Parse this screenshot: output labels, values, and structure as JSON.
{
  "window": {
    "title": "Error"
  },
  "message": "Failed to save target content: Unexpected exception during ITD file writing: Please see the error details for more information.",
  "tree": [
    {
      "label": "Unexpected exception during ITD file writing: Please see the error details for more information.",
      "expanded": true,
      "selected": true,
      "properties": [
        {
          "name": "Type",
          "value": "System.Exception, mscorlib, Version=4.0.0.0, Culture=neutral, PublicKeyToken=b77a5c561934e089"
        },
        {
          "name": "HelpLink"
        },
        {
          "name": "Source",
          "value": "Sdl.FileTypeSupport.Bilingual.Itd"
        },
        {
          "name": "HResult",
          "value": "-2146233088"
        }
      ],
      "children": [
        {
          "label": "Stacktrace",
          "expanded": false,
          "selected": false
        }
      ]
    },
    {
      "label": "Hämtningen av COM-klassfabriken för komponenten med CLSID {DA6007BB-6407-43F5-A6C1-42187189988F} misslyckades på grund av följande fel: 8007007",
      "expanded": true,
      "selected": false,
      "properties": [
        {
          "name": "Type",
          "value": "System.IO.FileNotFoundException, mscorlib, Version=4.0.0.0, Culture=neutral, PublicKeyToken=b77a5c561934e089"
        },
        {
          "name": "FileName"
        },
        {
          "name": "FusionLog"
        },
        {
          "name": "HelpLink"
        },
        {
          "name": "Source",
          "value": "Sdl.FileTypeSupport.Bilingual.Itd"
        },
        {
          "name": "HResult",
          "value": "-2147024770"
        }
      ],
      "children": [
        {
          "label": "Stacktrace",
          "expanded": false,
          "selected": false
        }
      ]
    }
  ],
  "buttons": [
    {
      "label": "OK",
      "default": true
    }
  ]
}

───

Lines containing the string "true" should be counted; reply with their number and nothing more.

Result = 4